Während für Effizienzorientierte Performer ein „Sowohl-als-auch“ von Eigenverantwortung und systemischen Maßnahmen gilt, ist es für die Unbekümmerten Hedonisten eher ein fatalistisches
„Weder-noch“. Die Eigenverantwortung scheitert an Bequemlichkeit und mangelnden Fähigkeiten. Am ehesten würden noch Service-Angebote oder voreingestellte Software-Programme angenommen, mit denen man sich nicht tiefergehend beschäftigen muss. Institutionen aber misstraut man grundsätzlich und plädiert daher unvergrübelt für das freie Internet.

Die unterschiedlichen Zugangsweisen, Erwartungshaltungen und damit verbundenen Bereitschaften in punkto Vertrauen und Sicherheit im Netz zeigen deutlich, dass die Lösung nicht in einer einzigen Maßnahme zu finden ist.
------
◆ **Arbeitsfragen**
(1) Welche drei Dinge unterscheiden sich laut dem letzten Absatz des Textauszugs über Vertrauen und Sicherheit im Netz? Zähle alle auf.
(2) Setze den Textauszug über Vertrauen und Sicherheit im Netz nach seinem letzten Satz fort.
------
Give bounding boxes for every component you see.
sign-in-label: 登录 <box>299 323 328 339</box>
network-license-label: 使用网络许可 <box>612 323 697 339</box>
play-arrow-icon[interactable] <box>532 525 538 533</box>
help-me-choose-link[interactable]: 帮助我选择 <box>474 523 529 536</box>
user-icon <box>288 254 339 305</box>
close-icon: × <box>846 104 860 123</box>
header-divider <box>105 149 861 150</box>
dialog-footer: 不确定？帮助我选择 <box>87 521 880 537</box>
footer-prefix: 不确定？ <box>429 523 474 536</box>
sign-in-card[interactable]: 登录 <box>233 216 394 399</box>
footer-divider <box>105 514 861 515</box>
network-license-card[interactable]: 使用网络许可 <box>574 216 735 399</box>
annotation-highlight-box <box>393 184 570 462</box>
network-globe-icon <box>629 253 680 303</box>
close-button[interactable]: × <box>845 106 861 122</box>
------
◆ **Ergebnisse**
(1) Zugangsweisen; Erwartungshaltungen; damit verbundene Bereitschaften in punkto Vertrauen und Sicherheit im Netz

(2)
So kann ein geringer Sensibilisierungslevel für die Themen Sicherheit und Datenschutz im Internet sehr Unterschiedliches bedeuten – die einen sind wenig sensibilisiert, weil sie annehmen, bereits genügend zu wissen, und sind mit dem Internet so vertraut, dass sie es nicht hinterfragen; die anderen sind wenig sensibilisiert, weil sie glauben, viel zu wenig zu wissen, um sich damit überhaupt ernsthaft beschäftigen zu können.

Die große gesellschaftspolitische Herausforderung besteht somit darin, Angebote und Maßnahmen für mehr Vertrauen und Sicherheit im Internet zu entwickeln, die den unterschiedlichen Motivationen, Kompetenzen und potenziellen Konflikten in den einzelnen Internet-Milieus, und damit in den digitalen Lebenswelten, Rechnung tragen – sei es bezüglich Inhalten, Formaten oder kommunikativer Vermittlung.